**Work required**
Provide only the number of lines in the listing that contain the string "Neustädter".

**Dataset entries**
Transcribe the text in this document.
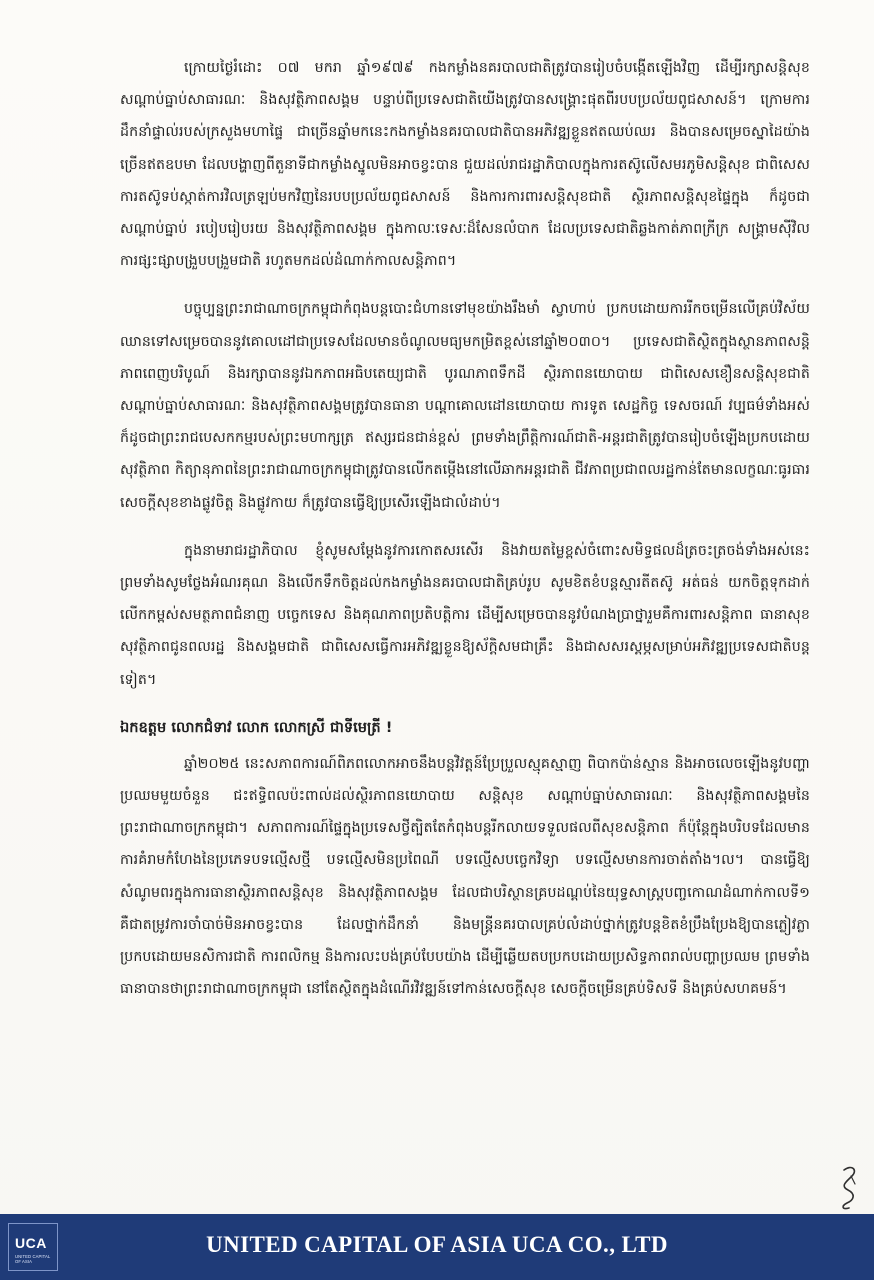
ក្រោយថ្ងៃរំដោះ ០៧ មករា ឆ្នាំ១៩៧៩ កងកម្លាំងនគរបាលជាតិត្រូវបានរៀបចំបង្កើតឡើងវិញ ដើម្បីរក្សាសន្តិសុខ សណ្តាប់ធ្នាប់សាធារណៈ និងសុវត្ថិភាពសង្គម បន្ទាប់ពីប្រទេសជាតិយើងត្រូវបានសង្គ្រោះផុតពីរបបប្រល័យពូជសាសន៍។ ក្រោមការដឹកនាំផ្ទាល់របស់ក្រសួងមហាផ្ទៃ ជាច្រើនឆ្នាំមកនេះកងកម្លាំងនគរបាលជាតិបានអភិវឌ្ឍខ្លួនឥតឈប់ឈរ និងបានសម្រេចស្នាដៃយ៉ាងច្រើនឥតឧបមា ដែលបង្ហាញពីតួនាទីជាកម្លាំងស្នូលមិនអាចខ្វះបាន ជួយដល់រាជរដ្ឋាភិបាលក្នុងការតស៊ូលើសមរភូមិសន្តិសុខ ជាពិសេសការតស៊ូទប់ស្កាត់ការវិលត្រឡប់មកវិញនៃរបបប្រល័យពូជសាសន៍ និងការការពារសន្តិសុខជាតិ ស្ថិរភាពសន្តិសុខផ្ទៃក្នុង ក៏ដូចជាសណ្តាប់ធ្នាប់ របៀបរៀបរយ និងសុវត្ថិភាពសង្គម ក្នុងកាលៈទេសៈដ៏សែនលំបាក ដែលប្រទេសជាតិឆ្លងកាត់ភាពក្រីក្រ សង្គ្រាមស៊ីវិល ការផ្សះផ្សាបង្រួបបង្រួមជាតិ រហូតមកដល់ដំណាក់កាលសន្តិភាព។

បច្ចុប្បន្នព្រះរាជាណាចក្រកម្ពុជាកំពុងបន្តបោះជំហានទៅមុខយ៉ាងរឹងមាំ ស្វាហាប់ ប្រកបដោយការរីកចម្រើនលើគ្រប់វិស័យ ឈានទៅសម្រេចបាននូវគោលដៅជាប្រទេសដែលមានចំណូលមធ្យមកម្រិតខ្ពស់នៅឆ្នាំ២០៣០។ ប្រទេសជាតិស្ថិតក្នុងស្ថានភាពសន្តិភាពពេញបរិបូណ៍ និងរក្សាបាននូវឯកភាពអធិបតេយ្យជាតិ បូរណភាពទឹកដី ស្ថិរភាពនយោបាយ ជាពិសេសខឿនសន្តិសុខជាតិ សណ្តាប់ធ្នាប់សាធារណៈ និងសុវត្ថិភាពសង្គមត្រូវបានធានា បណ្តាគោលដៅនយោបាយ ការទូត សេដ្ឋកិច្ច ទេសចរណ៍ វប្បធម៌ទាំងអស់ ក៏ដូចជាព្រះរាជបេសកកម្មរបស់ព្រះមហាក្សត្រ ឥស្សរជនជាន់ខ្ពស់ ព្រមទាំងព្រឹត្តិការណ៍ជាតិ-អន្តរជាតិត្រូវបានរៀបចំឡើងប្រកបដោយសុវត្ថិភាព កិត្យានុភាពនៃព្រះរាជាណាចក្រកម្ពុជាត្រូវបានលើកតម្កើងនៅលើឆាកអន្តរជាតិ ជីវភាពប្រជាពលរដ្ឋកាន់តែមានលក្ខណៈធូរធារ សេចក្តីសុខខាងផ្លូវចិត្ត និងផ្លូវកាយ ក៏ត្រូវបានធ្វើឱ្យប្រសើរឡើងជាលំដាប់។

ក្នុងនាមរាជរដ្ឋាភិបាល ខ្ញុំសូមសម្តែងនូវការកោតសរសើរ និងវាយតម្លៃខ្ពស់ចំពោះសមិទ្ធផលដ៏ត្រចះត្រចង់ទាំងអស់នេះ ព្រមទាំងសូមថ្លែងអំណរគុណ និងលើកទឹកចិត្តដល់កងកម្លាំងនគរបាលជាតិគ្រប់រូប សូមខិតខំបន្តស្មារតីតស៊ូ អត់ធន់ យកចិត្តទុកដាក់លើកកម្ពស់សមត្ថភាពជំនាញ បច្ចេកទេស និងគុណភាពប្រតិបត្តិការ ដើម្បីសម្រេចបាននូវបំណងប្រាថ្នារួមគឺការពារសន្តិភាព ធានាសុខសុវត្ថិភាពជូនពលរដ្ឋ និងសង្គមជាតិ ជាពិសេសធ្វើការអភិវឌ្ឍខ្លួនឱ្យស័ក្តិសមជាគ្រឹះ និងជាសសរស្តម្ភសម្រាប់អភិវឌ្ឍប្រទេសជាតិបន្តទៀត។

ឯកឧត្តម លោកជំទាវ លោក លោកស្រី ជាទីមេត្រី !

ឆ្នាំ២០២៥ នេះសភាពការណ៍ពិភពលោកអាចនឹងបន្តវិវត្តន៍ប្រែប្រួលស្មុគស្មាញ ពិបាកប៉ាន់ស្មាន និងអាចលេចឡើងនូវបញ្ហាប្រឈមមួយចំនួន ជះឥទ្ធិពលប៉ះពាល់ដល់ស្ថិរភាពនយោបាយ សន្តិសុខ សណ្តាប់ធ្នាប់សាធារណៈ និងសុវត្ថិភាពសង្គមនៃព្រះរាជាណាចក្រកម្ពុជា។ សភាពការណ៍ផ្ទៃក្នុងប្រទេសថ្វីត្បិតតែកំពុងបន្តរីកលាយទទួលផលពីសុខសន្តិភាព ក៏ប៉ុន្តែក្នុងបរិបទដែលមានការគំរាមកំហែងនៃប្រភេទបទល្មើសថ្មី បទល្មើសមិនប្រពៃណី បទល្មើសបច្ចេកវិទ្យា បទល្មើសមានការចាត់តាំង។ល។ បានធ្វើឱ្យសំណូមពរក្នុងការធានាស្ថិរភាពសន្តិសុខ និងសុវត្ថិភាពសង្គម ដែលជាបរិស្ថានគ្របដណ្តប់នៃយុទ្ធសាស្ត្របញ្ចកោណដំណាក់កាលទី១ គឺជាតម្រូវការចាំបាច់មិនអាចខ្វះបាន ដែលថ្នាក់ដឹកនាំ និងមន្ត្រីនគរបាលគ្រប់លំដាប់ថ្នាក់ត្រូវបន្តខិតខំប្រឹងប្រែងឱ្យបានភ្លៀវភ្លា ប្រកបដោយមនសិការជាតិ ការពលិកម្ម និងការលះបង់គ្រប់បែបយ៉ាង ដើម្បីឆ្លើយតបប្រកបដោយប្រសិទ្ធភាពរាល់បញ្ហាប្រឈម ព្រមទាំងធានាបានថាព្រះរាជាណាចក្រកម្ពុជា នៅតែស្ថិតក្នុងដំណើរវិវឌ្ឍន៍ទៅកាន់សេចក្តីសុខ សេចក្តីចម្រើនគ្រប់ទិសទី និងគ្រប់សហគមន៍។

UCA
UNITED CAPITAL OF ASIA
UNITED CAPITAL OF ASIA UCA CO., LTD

...

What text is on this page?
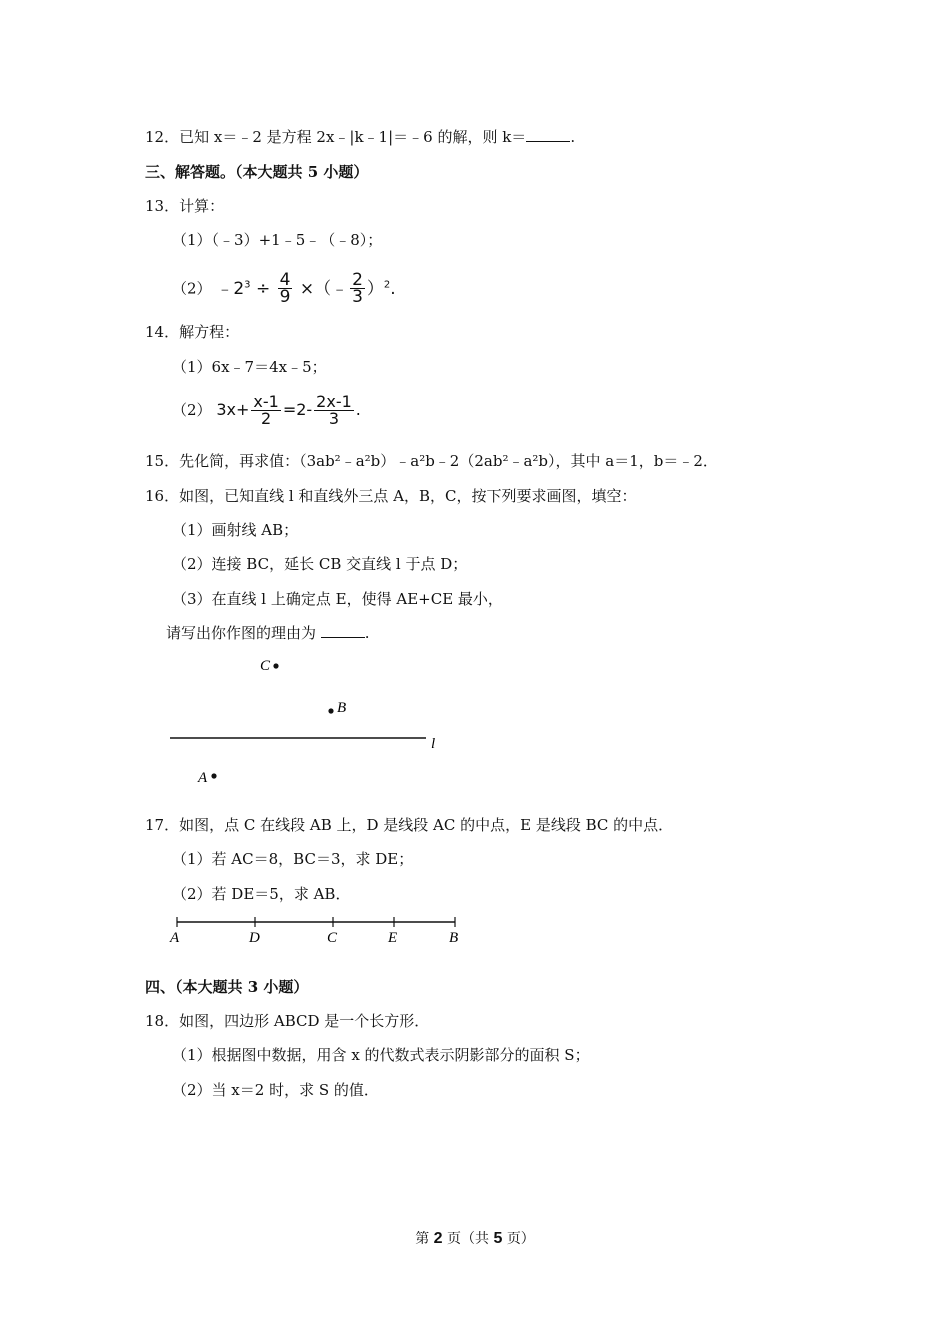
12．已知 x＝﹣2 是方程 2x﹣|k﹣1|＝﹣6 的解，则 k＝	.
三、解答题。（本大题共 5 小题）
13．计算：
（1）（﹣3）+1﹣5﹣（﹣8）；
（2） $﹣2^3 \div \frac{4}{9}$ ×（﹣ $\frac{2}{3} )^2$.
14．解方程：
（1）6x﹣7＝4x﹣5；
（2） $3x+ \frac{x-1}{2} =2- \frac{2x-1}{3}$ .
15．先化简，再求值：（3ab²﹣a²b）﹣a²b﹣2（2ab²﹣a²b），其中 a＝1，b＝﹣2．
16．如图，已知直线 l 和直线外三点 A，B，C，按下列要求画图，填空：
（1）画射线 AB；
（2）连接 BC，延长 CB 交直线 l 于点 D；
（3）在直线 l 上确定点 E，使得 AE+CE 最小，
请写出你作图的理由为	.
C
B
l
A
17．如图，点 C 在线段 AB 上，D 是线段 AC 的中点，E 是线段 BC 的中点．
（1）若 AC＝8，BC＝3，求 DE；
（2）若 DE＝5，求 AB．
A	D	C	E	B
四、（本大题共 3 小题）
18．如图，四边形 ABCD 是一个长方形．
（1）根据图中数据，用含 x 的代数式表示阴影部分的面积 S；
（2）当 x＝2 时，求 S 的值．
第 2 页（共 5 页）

...

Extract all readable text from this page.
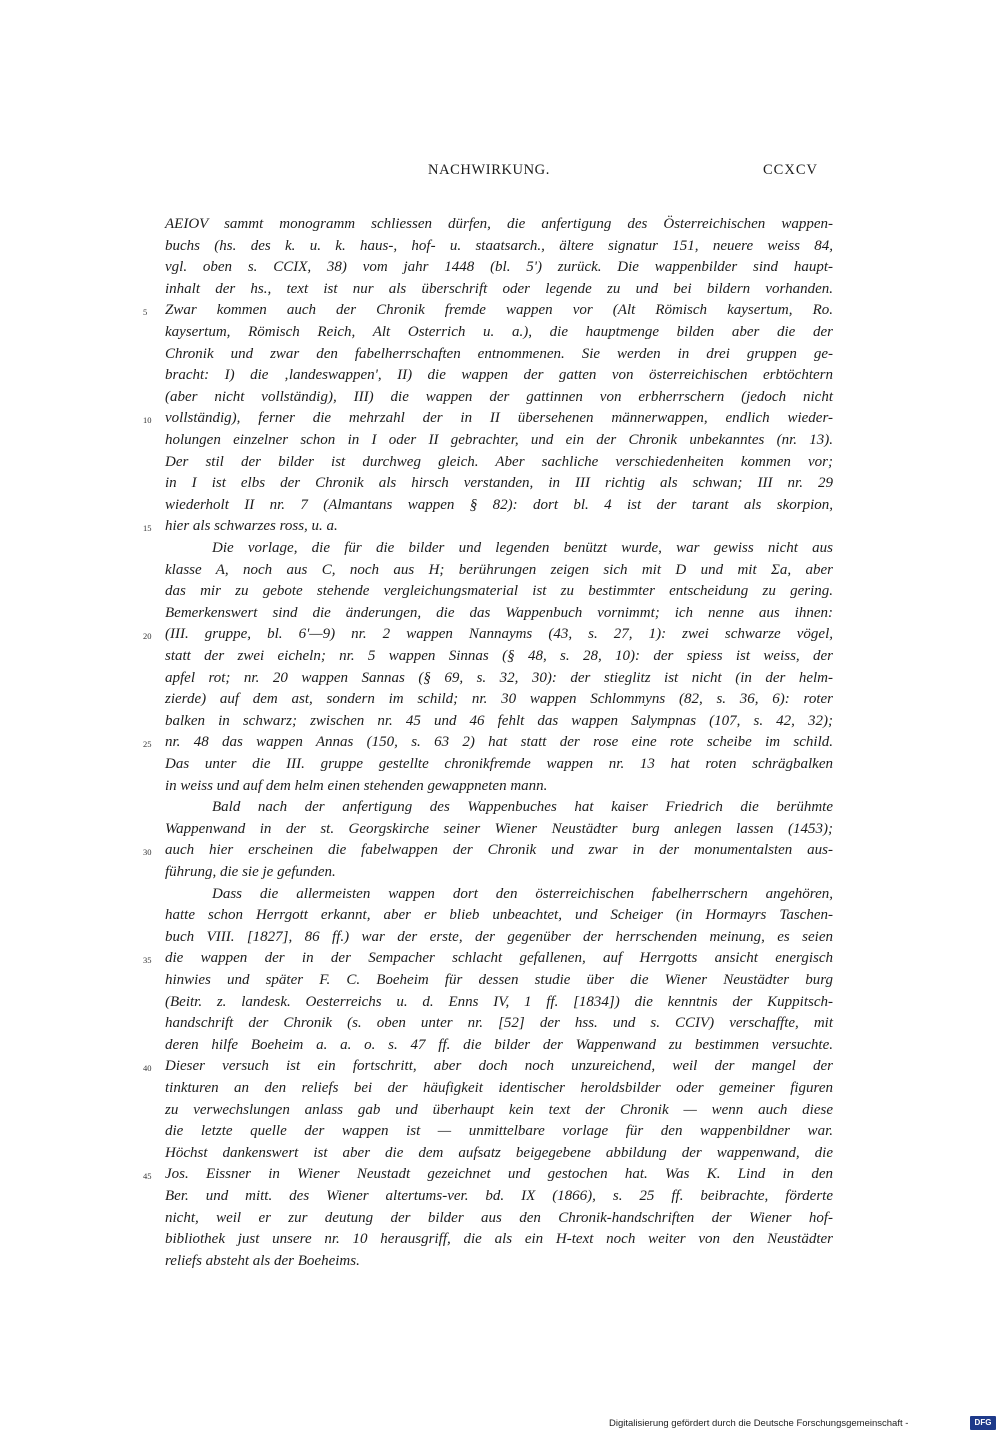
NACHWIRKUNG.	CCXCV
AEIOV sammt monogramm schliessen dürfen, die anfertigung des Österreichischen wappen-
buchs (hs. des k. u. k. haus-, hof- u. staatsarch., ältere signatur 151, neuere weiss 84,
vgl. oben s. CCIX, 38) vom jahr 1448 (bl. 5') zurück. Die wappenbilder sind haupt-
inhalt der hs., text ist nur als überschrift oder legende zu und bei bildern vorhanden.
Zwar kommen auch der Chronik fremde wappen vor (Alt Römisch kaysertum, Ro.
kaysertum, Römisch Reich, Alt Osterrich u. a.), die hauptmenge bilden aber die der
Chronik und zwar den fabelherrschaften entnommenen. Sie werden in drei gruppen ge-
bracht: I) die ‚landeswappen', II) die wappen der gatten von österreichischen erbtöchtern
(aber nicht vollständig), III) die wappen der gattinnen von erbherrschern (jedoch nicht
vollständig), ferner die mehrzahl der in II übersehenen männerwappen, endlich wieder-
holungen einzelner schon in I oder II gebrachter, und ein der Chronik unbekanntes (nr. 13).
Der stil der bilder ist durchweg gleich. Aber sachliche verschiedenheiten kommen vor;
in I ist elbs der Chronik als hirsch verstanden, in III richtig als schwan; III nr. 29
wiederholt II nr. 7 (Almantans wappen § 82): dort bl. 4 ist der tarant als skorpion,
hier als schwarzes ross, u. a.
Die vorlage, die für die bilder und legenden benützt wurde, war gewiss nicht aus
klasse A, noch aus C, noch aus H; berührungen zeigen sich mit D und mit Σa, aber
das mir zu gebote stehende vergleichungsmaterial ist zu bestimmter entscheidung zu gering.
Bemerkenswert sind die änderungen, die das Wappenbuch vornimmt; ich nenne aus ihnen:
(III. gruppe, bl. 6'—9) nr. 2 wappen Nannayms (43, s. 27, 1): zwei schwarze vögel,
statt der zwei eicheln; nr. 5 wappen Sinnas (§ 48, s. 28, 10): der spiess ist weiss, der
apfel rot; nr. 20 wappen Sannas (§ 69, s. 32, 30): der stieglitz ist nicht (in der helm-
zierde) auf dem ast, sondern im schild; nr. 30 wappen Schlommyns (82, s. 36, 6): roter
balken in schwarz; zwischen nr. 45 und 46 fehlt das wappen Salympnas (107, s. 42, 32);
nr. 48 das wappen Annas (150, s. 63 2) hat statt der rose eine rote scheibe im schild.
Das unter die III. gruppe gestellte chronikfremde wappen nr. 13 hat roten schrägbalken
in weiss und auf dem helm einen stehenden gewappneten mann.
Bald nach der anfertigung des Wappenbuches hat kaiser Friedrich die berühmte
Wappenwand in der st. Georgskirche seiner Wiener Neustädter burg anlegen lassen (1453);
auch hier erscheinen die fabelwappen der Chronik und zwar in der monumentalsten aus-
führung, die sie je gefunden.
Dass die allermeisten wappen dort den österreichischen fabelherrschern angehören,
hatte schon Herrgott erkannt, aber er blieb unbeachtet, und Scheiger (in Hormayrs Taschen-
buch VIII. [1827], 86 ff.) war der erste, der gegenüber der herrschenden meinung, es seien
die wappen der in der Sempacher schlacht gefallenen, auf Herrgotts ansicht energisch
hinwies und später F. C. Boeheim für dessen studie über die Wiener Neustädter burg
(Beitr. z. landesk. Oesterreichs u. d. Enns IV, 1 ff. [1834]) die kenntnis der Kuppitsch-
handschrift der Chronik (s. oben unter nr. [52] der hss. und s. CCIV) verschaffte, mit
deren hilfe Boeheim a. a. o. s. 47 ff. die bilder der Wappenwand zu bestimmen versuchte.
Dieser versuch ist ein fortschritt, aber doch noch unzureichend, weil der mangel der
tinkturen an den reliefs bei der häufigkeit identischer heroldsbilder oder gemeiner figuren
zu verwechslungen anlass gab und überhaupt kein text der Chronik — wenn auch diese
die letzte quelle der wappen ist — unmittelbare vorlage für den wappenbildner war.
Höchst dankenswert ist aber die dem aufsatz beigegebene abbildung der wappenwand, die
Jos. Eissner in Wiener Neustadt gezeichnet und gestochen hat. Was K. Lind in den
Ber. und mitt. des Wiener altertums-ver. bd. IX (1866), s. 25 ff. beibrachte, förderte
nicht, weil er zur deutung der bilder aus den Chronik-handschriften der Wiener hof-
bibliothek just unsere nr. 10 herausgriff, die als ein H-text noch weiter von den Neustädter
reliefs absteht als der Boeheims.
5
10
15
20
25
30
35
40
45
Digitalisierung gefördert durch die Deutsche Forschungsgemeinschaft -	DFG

**Correct result**
3